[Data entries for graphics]

***

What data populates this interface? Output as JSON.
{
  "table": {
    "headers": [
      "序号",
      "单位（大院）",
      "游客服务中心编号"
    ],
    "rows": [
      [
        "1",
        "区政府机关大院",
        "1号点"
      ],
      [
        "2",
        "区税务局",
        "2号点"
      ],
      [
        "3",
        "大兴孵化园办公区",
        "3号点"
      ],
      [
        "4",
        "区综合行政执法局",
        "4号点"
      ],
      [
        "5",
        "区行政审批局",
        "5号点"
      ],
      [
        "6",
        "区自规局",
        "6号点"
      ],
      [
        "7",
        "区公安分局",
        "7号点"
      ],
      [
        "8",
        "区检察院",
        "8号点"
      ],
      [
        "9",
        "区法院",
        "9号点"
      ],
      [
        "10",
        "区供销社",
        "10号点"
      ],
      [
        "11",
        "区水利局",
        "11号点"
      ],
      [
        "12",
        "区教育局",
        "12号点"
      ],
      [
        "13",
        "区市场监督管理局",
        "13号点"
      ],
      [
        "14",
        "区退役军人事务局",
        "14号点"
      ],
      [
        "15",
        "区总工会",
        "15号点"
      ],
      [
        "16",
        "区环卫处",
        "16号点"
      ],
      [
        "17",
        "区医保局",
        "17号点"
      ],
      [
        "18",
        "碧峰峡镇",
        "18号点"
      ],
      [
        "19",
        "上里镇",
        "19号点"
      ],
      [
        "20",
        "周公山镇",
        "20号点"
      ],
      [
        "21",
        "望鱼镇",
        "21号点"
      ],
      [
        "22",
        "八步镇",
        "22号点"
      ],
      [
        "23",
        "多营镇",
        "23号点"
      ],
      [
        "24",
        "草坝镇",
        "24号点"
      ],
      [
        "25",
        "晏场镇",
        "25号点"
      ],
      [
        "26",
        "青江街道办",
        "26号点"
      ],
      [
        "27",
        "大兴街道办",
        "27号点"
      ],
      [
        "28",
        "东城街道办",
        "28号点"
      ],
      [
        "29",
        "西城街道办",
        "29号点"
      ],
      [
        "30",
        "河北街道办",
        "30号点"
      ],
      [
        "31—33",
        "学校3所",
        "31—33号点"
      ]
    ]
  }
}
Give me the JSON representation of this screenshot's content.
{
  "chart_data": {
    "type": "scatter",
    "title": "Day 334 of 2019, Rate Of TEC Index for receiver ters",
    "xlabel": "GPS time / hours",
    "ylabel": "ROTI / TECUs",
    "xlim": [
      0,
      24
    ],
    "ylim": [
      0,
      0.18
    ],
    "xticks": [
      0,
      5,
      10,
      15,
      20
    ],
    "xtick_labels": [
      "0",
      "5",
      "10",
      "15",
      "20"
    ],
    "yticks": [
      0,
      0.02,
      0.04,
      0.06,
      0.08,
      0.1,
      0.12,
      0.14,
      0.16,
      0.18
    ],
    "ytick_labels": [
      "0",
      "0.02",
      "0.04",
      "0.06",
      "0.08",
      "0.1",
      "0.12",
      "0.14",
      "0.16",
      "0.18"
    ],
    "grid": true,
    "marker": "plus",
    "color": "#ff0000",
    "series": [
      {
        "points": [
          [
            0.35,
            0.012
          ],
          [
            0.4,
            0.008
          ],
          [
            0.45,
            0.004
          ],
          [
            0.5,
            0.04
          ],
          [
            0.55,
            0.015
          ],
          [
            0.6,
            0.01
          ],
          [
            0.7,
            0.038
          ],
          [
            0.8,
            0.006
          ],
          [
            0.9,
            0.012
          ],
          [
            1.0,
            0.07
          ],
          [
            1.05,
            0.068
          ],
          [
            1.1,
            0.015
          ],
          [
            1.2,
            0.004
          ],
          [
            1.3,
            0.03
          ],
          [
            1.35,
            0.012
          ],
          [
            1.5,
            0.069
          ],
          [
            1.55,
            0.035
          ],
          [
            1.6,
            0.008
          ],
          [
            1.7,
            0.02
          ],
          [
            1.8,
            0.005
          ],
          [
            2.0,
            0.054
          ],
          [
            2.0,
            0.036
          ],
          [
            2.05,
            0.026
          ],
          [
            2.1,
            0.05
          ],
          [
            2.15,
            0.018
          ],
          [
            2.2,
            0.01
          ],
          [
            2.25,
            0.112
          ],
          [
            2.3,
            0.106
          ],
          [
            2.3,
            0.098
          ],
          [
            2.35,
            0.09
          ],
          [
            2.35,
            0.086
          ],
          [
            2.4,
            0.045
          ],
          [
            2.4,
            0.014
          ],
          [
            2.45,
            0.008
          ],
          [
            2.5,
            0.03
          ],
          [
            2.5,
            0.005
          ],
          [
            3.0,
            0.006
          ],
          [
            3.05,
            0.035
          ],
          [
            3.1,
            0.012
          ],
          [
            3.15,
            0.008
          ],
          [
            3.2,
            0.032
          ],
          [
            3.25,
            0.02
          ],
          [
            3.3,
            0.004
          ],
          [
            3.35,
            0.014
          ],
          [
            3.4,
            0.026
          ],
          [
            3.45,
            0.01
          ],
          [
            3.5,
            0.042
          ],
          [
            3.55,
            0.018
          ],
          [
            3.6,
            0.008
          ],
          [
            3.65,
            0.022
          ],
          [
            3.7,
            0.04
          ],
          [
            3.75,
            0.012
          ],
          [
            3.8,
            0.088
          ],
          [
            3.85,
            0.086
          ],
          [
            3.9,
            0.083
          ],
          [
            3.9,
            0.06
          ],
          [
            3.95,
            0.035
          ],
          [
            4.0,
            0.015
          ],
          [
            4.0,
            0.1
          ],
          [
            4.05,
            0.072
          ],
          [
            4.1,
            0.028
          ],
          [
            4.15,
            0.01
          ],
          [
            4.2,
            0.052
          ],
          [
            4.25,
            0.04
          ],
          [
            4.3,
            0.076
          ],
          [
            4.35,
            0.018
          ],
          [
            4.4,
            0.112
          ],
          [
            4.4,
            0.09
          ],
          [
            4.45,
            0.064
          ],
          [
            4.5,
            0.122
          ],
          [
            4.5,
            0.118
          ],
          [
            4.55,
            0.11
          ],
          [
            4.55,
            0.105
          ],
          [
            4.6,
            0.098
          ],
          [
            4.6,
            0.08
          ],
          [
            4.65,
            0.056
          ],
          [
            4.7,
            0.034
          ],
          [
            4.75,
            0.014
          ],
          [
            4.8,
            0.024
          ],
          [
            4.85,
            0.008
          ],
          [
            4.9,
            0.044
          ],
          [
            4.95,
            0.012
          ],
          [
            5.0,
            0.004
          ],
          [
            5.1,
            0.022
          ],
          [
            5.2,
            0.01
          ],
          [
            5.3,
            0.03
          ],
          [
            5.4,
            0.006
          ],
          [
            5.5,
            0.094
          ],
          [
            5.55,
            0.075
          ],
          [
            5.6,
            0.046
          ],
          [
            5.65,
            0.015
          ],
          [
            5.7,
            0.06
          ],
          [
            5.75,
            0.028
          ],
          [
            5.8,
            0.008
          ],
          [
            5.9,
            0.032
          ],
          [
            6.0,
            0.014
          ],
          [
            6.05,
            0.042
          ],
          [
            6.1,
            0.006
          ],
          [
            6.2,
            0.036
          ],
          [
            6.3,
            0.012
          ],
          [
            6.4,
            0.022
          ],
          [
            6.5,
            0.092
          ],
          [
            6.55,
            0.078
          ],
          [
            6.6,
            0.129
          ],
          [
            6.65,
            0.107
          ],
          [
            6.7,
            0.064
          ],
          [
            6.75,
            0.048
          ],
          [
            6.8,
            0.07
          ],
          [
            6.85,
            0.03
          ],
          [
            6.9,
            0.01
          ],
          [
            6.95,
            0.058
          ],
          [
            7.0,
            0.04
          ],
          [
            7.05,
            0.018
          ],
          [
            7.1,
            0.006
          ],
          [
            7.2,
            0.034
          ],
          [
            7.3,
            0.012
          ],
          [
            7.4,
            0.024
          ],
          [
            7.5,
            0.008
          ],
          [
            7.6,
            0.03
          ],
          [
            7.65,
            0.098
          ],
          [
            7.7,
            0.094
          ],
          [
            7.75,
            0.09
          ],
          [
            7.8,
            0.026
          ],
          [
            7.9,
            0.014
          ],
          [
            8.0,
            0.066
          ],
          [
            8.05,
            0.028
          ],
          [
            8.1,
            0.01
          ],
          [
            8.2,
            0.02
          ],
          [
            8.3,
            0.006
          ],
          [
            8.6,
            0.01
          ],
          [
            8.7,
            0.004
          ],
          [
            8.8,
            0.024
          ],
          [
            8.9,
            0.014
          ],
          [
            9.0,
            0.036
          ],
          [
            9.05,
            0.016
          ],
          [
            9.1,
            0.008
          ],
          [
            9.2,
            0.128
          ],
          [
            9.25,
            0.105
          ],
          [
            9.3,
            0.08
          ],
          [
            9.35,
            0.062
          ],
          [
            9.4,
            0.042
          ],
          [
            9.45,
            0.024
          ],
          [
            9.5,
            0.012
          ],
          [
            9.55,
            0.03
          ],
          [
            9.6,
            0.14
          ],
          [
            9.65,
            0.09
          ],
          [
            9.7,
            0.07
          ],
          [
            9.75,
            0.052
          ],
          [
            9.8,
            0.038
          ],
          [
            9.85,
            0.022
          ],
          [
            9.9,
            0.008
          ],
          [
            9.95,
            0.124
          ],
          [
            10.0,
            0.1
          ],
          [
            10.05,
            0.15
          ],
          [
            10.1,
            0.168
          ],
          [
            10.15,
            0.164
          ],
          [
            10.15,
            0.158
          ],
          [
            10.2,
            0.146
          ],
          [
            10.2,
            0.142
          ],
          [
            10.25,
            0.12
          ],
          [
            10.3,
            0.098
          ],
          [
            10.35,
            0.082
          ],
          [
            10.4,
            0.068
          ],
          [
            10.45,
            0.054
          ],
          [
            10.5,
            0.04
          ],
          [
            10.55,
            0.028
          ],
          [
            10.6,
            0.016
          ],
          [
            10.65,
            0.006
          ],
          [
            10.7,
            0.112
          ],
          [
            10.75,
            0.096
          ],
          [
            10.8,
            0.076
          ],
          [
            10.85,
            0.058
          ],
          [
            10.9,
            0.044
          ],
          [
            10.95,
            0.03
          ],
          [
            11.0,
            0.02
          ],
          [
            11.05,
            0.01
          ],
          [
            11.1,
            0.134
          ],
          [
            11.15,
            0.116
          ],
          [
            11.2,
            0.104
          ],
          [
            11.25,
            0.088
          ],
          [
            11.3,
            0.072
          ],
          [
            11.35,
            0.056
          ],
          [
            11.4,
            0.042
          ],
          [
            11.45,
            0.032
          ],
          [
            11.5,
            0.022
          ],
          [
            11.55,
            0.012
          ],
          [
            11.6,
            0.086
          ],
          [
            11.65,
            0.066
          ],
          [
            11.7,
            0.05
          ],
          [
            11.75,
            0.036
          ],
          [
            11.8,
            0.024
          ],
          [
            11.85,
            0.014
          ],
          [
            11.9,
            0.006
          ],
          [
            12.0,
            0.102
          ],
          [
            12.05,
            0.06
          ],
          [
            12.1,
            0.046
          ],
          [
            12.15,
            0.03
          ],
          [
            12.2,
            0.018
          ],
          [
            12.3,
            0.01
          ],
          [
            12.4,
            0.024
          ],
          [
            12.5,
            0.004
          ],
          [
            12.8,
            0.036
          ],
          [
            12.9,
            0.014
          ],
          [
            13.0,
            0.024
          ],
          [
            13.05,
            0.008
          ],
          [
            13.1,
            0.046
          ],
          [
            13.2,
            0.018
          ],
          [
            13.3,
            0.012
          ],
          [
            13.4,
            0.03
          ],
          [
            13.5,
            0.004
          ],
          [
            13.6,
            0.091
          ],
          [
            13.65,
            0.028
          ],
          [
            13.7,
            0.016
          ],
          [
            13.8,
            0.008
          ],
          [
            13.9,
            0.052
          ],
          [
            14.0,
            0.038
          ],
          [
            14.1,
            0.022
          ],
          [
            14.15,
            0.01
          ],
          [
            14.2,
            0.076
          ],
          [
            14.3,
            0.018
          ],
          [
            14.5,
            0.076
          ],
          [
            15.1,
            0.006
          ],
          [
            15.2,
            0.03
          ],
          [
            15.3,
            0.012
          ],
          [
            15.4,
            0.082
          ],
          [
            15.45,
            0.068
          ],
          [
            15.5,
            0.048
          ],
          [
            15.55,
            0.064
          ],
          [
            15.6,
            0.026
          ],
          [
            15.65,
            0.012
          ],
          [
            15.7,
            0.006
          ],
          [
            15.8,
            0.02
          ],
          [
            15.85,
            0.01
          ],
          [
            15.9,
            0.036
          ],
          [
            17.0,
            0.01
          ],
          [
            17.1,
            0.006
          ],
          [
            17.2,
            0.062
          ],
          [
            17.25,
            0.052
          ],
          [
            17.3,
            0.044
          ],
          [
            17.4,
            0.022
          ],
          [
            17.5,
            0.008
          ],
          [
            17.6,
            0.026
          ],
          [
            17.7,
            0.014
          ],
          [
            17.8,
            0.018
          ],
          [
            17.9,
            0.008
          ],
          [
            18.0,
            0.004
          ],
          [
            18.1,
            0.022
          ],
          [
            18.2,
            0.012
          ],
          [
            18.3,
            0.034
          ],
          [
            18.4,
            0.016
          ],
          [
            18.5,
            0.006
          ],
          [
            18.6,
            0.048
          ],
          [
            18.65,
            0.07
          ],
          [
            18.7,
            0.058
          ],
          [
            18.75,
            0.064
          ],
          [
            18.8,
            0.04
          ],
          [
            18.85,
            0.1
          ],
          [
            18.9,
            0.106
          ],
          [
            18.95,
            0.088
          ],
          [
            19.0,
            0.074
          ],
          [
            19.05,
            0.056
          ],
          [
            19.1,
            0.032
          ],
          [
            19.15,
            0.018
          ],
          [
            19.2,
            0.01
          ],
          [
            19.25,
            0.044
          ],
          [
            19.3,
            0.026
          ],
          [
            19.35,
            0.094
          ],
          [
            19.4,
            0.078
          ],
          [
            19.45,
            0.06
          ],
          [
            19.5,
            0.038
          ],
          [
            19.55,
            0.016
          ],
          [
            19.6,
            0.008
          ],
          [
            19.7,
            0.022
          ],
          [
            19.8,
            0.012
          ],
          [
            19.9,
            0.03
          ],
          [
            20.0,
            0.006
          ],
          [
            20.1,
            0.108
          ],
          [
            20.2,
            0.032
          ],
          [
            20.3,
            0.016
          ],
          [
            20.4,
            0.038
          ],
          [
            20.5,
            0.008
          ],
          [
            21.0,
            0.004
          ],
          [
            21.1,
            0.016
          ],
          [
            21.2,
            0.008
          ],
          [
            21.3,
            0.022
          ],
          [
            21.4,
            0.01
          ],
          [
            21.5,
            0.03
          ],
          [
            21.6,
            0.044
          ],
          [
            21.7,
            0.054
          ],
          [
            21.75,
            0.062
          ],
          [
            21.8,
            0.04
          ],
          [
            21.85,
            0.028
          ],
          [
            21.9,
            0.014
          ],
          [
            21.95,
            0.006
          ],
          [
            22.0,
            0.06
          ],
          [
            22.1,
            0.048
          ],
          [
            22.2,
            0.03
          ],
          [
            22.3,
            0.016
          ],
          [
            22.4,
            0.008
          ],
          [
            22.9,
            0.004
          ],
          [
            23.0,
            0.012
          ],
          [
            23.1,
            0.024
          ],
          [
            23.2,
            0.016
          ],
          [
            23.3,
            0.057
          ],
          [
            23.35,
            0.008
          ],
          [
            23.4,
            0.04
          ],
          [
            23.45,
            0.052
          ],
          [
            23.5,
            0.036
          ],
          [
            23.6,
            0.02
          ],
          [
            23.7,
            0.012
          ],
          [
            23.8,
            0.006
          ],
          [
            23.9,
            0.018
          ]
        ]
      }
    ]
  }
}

***

• _Written task_: Select and copy every line of the listing with the word "JSON".

• _Full solution_:
What data populates this interface? Output as JSON.
Give me the JSON representation of this screenshot's content.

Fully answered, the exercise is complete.